* [Your goal] Transcribe the records below exactly, leaving out any pictures.

Records from a collection of figures

++++

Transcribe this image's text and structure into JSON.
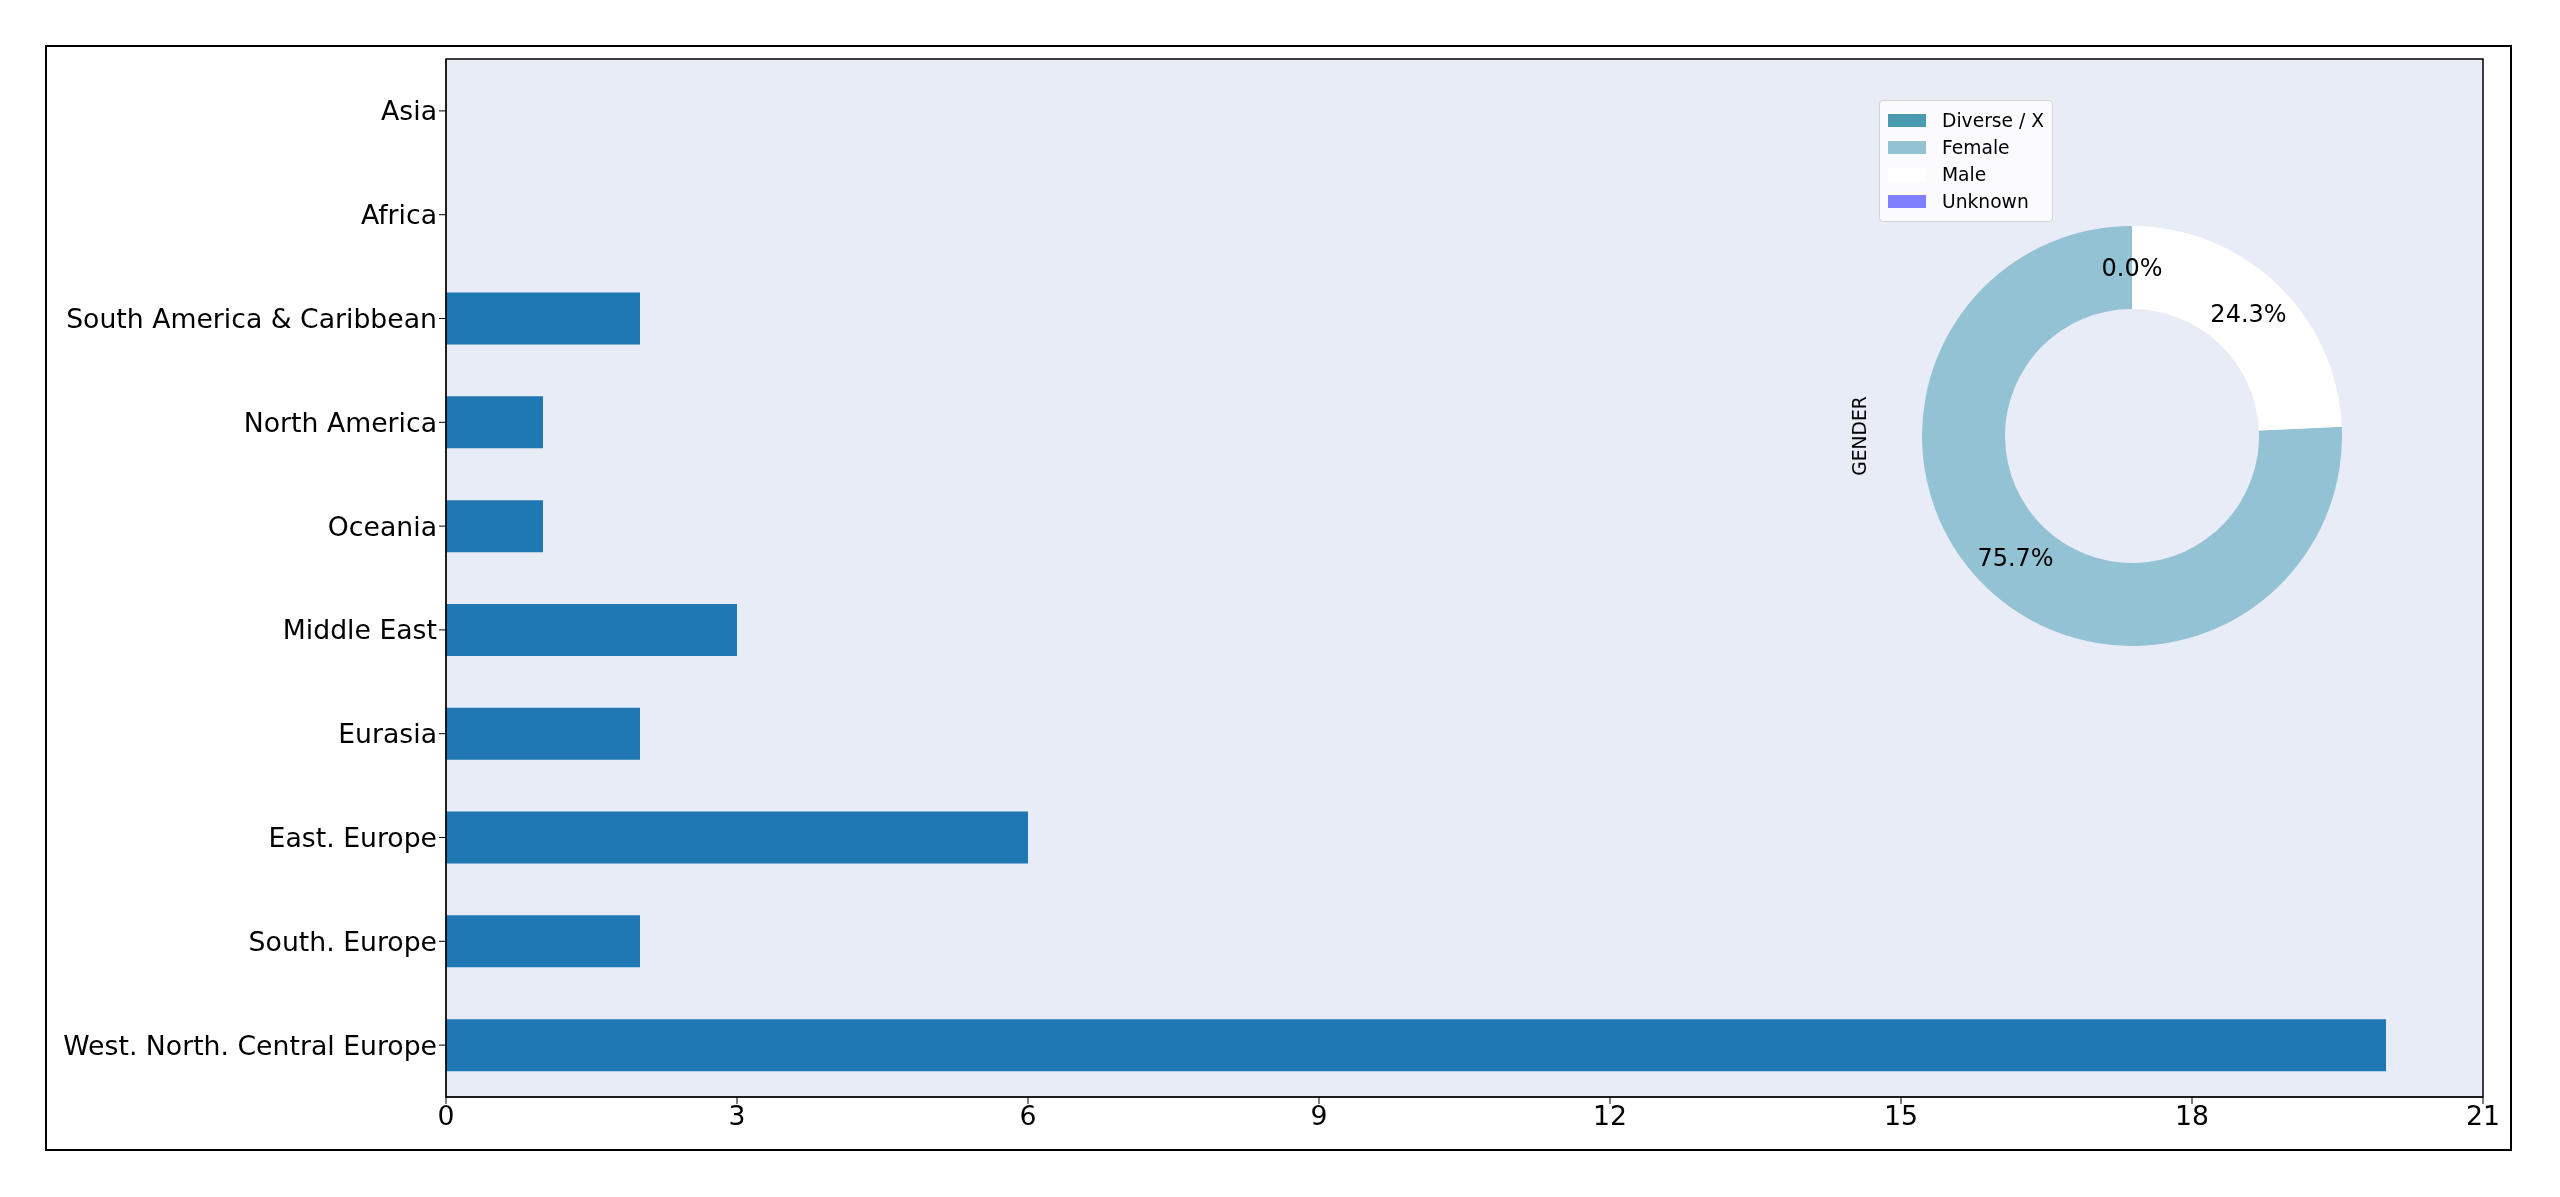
{
  "chart_data": [
    {
      "type": "bar",
      "orientation": "horizontal",
      "categories": [
        "Asia",
        "Africa",
        "South America & Caribbean",
        "North America",
        "Oceania",
        "Middle East",
        "Eurasia",
        "East. Europe",
        "South. Europe",
        "West. North. Central Europe"
      ],
      "values": [
        0,
        0,
        2,
        1,
        1,
        3,
        2,
        6,
        2,
        20
      ],
      "color": "#1f77b4",
      "xlim": [
        0,
        21
      ],
      "xticks": [
        0,
        3,
        6,
        9,
        12,
        15,
        18,
        21
      ]
    },
    {
      "type": "donut",
      "ylabel": "GENDER",
      "categories": [
        "Diverse / X",
        "Female",
        "Male",
        "Unknown"
      ],
      "values": [
        0,
        75.7,
        24.3,
        0
      ],
      "colors": [
        "#4a9bb0",
        "#92c2d4",
        "#ffffff",
        "#8080ff"
      ],
      "value_labels": [
        "0.0%",
        "75.7%",
        "24.3%",
        null
      ],
      "legend": "top left"
    }
  ]
}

++++

* [Response]
Transcribe this image's text and structure into JSON.
{
  "chart_data": [
    {
      "type": "bar",
      "orientation": "horizontal",
      "categories": [
        "Asia",
        "Africa",
        "South America & Caribbean",
        "North America",
        "Oceania",
        "Middle East",
        "Eurasia",
        "East. Europe",
        "South. Europe",
        "West. North. Central Europe"
      ],
      "values": [
        0,
        0,
        2,
        1,
        1,
        3,
        2,
        6,
        2,
        20
      ],
      "color": "#1f77b4",
      "xlim": [
        0,
        21
      ],
      "xticks": [
        0,
        3,
        6,
        9,
        12,
        15,
        18,
        21
      ]
    },
    {
      "type": "donut",
      "ylabel": "GENDER",
      "categories": [
        "Diverse / X",
        "Female",
        "Male",
        "Unknown"
      ],
      "values": [
        0,
        75.7,
        24.3,
        0
      ],
      "colors": [
        "#4a9bb0",
        "#92c2d4",
        "#ffffff",
        "#8080ff"
      ],
      "value_labels": [
        "0.0%",
        "75.7%",
        "24.3%",
        null
      ],
      "legend": "top left"
    }
  ]
}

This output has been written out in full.